**作業指示:** 以下の行から、カテゴリ名の文字列「category」を含むものをすべて探し出し、その行を一行ずつ書き写せ。

**元データ:**

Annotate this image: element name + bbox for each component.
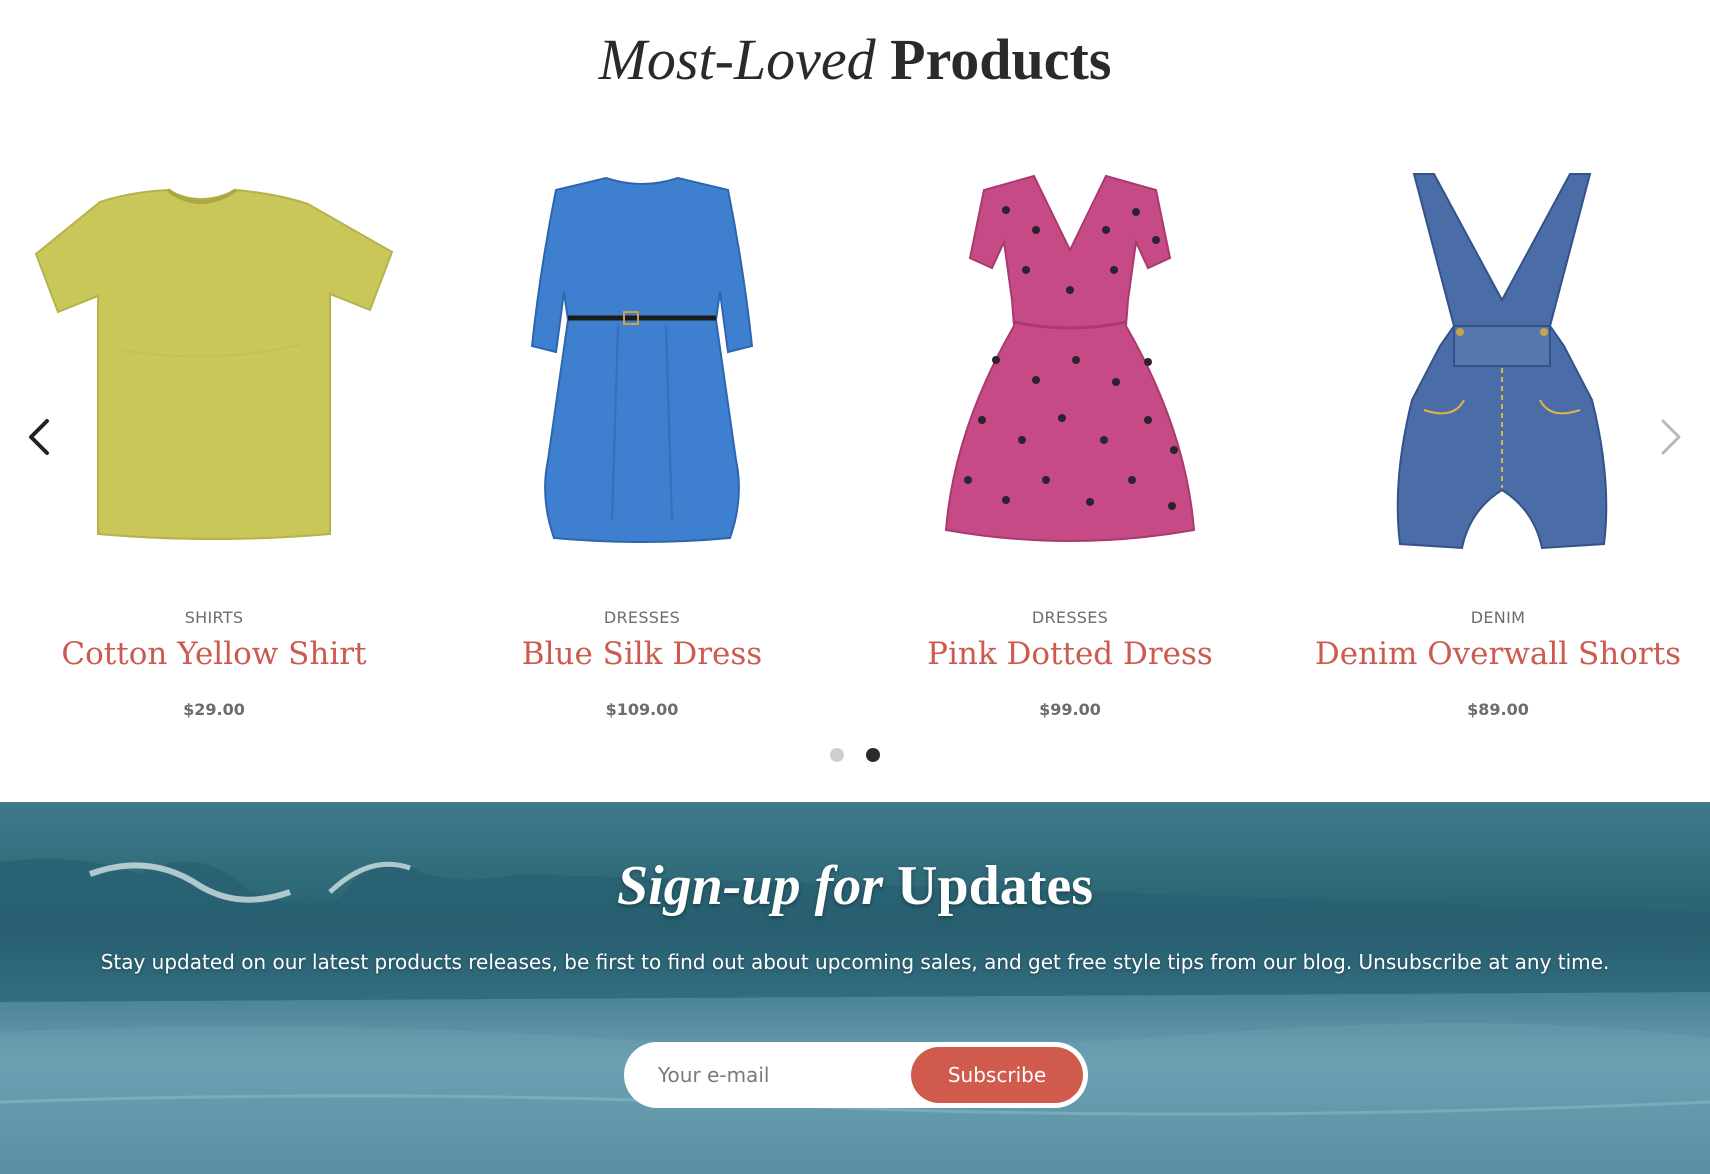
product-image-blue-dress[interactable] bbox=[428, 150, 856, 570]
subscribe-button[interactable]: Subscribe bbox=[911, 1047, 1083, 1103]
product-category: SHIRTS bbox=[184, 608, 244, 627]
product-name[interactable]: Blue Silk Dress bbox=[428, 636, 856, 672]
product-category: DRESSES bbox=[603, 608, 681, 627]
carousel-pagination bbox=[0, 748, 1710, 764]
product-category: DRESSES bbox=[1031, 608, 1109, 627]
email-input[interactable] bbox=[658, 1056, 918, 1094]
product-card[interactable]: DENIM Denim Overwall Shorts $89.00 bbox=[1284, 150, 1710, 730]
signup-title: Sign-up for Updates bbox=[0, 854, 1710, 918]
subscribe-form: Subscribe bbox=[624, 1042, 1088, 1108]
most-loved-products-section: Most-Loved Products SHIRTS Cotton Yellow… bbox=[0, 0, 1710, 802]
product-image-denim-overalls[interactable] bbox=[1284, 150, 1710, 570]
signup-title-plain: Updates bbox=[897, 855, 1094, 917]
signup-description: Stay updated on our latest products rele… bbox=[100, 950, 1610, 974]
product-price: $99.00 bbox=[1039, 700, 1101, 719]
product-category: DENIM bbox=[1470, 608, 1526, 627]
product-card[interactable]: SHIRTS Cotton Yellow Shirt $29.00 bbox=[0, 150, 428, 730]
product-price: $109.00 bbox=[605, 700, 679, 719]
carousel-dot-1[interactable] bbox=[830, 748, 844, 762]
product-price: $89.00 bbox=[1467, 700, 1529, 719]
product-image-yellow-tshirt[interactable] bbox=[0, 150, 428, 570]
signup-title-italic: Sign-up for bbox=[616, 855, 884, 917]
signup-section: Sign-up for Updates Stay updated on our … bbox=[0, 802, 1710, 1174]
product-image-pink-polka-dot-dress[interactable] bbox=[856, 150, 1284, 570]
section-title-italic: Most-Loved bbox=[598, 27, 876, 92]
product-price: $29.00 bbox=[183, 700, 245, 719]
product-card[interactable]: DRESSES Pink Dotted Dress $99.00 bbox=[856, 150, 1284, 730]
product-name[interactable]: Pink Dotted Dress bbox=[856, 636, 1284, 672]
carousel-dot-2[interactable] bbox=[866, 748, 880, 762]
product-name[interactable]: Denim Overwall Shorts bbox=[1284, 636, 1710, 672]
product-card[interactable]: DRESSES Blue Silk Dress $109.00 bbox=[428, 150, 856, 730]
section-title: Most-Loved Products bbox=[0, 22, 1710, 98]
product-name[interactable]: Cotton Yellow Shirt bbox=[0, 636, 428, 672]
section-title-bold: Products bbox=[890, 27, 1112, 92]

**この作業の解答:**
product-category: SHIRTS bbox=[184, 608, 244, 627]
product-category: DRESSES bbox=[603, 608, 681, 627]
product-category: DRESSES bbox=[1031, 608, 1109, 627]
product-category: DENIM bbox=[1470, 608, 1526, 627]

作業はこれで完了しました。